STATED GOAL: The records below must be transcribed exactly. Do not include the pictures.

RECORD EXTRACTS:
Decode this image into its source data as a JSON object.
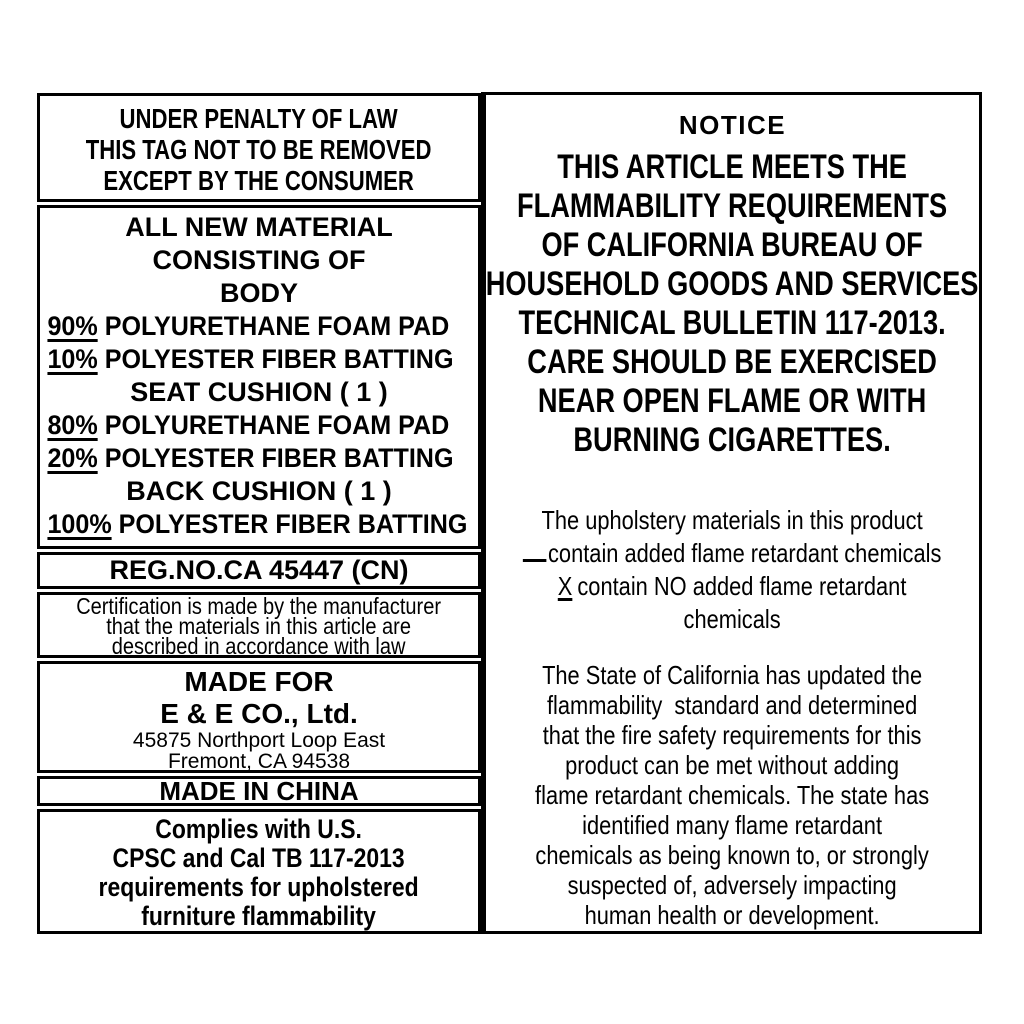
{
  "document_type": "furniture-law-label",
  "colors": {
    "ink": "#000000",
    "paper": "#ffffff"
  },
  "left_label": {
    "penalty_notice": {
      "lines": [
        "UNDER PENALTY OF LAW",
        "THIS TAG NOT TO BE REMOVED",
        "EXCEPT BY THE CONSUMER"
      ]
    },
    "materials": {
      "heading_lines": [
        "ALL NEW MATERIAL",
        "CONSISTING OF",
        "BODY"
      ],
      "rows": [
        {
          "pct": "90%",
          "text": "POLYURETHANE FOAM PAD"
        },
        {
          "pct": "10%",
          "text": "POLYESTER FIBER BATTING"
        },
        {
          "label": "SEAT CUSHION ( 1 )"
        },
        {
          "pct": "80%",
          "text": "POLYURETHANE FOAM PAD"
        },
        {
          "pct": "20%",
          "text": "POLYESTER FIBER BATTING"
        },
        {
          "label": "BACK CUSHION ( 1 )"
        },
        {
          "pct": "100%",
          "text": "POLYESTER FIBER BATTING"
        }
      ]
    },
    "reg_no": "REG.NO.CA 45447 (CN)",
    "certification_lines": [
      "Certification is made by the manufacturer",
      "that the materials in this article are",
      "described in accordance with law"
    ],
    "made_for": {
      "title": "MADE FOR",
      "company": "E & E CO., Ltd.",
      "address_lines": [
        "45875 Northport Loop East",
        "Fremont, CA 94538"
      ]
    },
    "origin": "MADE IN CHINA",
    "compliance_lines": [
      "Complies with U.S.",
      "CPSC and Cal TB 117-2013",
      "requirements for upholstered",
      "furniture flammability"
    ]
  },
  "right_label": {
    "notice_title": "NOTICE",
    "notice_lines": [
      "THIS ARTICLE MEETS THE",
      "FLAMMABILITY REQUIREMENTS",
      "OF CALIFORNIA BUREAU OF",
      "HOUSEHOLD GOODS AND SERVICES",
      "TECHNICAL BULLETIN 117-2013.",
      "CARE SHOULD BE EXERCISED",
      "NEAR OPEN FLAME OR WITH",
      "BURNING CIGARETTES."
    ],
    "flame_retardant_statement": {
      "intro": "The upholstery materials in this product",
      "contain_option": "contain added flame retardant chemicals",
      "no_contain_mark": "X",
      "no_contain_option": "contain NO added flame retardant",
      "tail": "chemicals"
    },
    "state_update_lines": [
      "The State of California has updated the",
      "flammability  standard and determined",
      "that the fire safety requirements for this",
      "product can be met without adding",
      "flame retardant chemicals. The state has",
      "identified many flame retardant",
      "chemicals as being known to, or strongly",
      "suspected of, adversely impacting",
      "human health or development."
    ]
  }
}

REPLY TO THE EXERCISE:
Decode this image into its source data as a JSON object.
{
  "document_type": "furniture-law-label",
  "colors": {
    "ink": "#000000",
    "paper": "#ffffff"
  },
  "left_label": {
    "penalty_notice": {
      "lines": [
        "UNDER PENALTY OF LAW",
        "THIS TAG NOT TO BE REMOVED",
        "EXCEPT BY THE CONSUMER"
      ]
    },
    "materials": {
      "heading_lines": [
        "ALL NEW MATERIAL",
        "CONSISTING OF",
        "BODY"
      ],
      "rows": [
        {
          "pct": "90%",
          "text": "POLYURETHANE FOAM PAD"
        },
        {
          "pct": "10%",
          "text": "POLYESTER FIBER BATTING"
        },
        {
          "label": "SEAT CUSHION ( 1 )"
        },
        {
          "pct": "80%",
          "text": "POLYURETHANE FOAM PAD"
        },
        {
          "pct": "20%",
          "text": "POLYESTER FIBER BATTING"
        },
        {
          "label": "BACK CUSHION ( 1 )"
        },
        {
          "pct": "100%",
          "text": "POLYESTER FIBER BATTING"
        }
      ]
    },
    "reg_no": "REG.NO.CA 45447 (CN)",
    "certification_lines": [
      "Certification is made by the manufacturer",
      "that the materials in this article are",
      "described in accordance with law"
    ],
    "made_for": {
      "title": "MADE FOR",
      "company": "E & E CO., Ltd.",
      "address_lines": [
        "45875 Northport Loop East",
        "Fremont, CA 94538"
      ]
    },
    "origin": "MADE IN CHINA",
    "compliance_lines": [
      "Complies with U.S.",
      "CPSC and Cal TB 117-2013",
      "requirements for upholstered",
      "furniture flammability"
    ]
  },
  "right_label": {
    "notice_title": "NOTICE",
    "notice_lines": [
      "THIS ARTICLE MEETS THE",
      "FLAMMABILITY REQUIREMENTS",
      "OF CALIFORNIA BUREAU OF",
      "HOUSEHOLD GOODS AND SERVICES",
      "TECHNICAL BULLETIN 117-2013.",
      "CARE SHOULD BE EXERCISED",
      "NEAR OPEN FLAME OR WITH",
      "BURNING CIGARETTES."
    ],
    "flame_retardant_statement": {
      "intro": "The upholstery materials in this product",
      "contain_option": "contain added flame retardant chemicals",
      "no_contain_mark": "X",
      "no_contain_option": "contain NO added flame retardant",
      "tail": "chemicals"
    },
    "state_update_lines": [
      "The State of California has updated the",
      "flammability  standard and determined",
      "that the fire safety requirements for this",
      "product can be met without adding",
      "flame retardant chemicals. The state has",
      "identified many flame retardant",
      "chemicals as being known to, or strongly",
      "suspected of, adversely impacting",
      "human health or development."
    ]
  }
}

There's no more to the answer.